◆ **EXERCISE PROMPT**: In the abstract on red blood cell transfusion in hemorrhagic shock, what device was used to assess the sublingual microcirculation?

◆ **EXCERPTED TEXT**:
The effects of RBC transfusion on microvascular perfusion are not well documented. We investigated the effect of RBC transfusion on sublingual microcirculation in hemorrhagic shock patients.Design:
Prospective, preliminary observational study.Settings:
A 28-bed, surgical ICU in a university hospital.Patients:
Fifteen hemorrhagic shock patients requiring RBC transfusion.Intervention:
Transfusion of one unit of RBCs.Measurements and Main Results:
The sublingual microcirculation was assessed with a Sidestream Dark Field imaging device before and after RBC transfusion. After transfusion of one unit of RBC, hemoglobin concentration increased from 8.5 g/dL (7.6–9.5 g/dL) to 9.6 g/dL (9.1–10.3 g/dL) g/dL (p = 0.02) but no effect on macrocirculatory parameters (arterial pressure, cardiac index, heart rate, and pulse pressure variations) was observed. Transfusion of RBC significantly increased microcirculatory flow index (from 2.3 [1.6–2.5] to 2.7 [2.6–2.9]; p < 0.003), the proportion of perfused vessels (from 79% [57–88%] to 92% [88–97%]; p < 0.004), and the functional capillary density (from 21 [19–22] to 24 [22–26] mm/mm2; p = 0.003). Transfusion of RBC significantly decreased the flow heterogeneity index (from 0.51 [0.34–0.62] to 0.16 [0.04–0.29]; p < 0.001). No correlations were observed between other macrovascular parameters and microvascular changes after transfusion. The change in microvascular perfusion after transfusion correlated negatively with baseline microvascular perfusion.Conclusions:
RBC transfusion improves sublingual microcirculation independently of macrocirculation and the hemoglobin level in hemorrhagic shock patients. The change in microvascular perfusion after transfusion correlated negatively with baseline microvascular perfusion. Evaluation of microcirculation perfusion is critical for optimization of microvascular perfusion and to define which patients can benefit from RBC transfusion during cardiovascular resuscitation.

◆ **EXTRACTED RECORDS**:

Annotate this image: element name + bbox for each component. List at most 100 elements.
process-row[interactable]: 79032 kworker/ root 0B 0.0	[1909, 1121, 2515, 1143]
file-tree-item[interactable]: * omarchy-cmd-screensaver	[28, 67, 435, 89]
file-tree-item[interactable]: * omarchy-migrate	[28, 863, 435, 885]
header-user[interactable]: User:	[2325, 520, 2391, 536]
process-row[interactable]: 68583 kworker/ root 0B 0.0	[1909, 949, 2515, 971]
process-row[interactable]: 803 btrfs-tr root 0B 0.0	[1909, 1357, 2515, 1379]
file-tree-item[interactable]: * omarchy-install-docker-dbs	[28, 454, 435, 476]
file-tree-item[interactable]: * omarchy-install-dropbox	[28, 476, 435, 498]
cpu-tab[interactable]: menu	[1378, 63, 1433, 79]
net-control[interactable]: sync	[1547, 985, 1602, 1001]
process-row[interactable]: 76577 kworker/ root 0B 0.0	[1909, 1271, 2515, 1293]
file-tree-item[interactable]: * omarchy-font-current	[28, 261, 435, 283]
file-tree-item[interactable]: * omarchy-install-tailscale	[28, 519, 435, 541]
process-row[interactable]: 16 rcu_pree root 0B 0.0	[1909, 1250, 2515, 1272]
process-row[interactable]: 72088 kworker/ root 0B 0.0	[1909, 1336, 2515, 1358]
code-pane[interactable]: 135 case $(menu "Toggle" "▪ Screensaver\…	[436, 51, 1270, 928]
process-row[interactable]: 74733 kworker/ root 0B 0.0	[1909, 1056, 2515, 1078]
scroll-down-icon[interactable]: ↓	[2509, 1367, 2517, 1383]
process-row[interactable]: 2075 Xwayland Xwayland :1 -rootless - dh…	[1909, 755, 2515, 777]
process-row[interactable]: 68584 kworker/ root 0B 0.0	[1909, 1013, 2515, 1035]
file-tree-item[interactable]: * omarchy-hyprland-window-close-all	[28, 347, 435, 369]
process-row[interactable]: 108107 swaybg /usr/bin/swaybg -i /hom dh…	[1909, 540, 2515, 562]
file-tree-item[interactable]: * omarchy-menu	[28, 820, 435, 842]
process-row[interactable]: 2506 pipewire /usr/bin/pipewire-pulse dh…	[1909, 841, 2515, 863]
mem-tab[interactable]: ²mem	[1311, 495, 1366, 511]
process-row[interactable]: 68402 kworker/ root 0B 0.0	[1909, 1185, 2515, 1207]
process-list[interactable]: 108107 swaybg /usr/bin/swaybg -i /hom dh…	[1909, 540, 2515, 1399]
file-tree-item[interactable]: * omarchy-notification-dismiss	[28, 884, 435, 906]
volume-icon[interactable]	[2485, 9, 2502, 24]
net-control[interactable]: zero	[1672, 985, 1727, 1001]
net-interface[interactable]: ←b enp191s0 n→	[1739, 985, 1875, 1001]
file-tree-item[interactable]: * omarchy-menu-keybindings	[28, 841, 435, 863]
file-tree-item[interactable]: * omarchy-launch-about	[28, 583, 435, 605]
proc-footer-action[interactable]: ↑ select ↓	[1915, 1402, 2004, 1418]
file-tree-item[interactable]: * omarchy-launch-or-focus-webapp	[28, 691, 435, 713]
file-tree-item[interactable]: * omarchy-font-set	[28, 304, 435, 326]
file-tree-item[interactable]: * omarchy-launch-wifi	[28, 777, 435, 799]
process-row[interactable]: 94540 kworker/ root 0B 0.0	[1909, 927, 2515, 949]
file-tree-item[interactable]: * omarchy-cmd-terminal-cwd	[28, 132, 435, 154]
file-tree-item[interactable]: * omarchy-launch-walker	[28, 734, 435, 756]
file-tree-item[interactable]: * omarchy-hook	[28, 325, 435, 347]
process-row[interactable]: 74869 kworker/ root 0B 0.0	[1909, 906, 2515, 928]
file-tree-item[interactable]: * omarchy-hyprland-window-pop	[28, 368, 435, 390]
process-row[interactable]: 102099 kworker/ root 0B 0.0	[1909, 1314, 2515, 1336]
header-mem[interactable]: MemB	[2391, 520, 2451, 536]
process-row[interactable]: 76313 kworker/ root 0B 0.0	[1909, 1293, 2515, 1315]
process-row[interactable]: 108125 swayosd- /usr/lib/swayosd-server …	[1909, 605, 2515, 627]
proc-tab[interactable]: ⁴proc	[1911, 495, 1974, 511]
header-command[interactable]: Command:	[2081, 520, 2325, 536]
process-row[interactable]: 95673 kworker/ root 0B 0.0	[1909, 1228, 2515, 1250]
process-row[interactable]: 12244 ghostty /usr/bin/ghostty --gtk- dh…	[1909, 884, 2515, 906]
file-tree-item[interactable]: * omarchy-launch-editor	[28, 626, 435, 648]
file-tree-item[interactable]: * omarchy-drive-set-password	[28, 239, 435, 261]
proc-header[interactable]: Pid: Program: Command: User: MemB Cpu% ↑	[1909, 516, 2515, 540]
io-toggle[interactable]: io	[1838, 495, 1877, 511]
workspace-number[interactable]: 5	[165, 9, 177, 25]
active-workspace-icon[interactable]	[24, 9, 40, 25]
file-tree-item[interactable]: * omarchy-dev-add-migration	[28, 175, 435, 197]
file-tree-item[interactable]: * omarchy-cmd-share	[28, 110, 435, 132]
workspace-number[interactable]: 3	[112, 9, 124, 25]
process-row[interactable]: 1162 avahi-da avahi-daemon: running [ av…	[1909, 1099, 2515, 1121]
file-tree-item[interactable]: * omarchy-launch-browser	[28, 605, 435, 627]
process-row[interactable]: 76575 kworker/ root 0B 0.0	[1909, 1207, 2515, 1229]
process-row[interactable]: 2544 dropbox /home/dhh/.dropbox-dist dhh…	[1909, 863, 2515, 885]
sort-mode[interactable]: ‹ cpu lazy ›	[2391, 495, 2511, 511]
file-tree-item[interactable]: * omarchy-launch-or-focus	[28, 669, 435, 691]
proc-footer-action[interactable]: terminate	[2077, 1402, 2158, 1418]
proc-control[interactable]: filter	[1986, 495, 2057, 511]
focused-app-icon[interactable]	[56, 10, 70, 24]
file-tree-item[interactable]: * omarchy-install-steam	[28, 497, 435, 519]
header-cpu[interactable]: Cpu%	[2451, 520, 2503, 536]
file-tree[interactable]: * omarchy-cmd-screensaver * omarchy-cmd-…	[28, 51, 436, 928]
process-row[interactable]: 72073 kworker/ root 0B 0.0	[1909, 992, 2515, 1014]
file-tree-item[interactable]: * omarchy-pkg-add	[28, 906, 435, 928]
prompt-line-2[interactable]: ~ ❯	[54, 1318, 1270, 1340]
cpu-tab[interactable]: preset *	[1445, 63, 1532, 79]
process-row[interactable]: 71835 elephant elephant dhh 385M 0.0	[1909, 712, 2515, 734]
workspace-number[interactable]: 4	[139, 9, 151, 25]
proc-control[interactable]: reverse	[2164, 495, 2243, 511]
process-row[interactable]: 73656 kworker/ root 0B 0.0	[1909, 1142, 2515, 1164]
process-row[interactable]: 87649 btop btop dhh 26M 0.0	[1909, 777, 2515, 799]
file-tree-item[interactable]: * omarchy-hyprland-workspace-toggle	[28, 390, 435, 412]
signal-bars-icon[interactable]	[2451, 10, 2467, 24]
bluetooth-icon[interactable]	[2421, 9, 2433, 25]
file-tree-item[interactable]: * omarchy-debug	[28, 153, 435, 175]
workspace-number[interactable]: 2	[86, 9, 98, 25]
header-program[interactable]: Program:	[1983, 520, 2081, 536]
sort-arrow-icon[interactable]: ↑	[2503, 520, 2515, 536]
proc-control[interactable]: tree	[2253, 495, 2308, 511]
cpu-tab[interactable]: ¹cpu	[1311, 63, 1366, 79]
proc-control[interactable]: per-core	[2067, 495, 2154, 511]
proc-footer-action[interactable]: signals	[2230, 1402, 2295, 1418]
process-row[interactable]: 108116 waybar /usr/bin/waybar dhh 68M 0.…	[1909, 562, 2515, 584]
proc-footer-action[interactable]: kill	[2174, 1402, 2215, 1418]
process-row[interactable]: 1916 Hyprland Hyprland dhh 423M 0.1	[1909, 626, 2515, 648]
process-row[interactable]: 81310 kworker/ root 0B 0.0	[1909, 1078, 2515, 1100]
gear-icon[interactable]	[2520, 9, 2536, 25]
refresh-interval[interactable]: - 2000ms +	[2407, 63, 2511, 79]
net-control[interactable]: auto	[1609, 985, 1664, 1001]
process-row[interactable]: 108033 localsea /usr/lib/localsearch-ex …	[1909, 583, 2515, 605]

◆ **OUTPUT OF THE TASK**: A Sidestream Dark Field imaging device.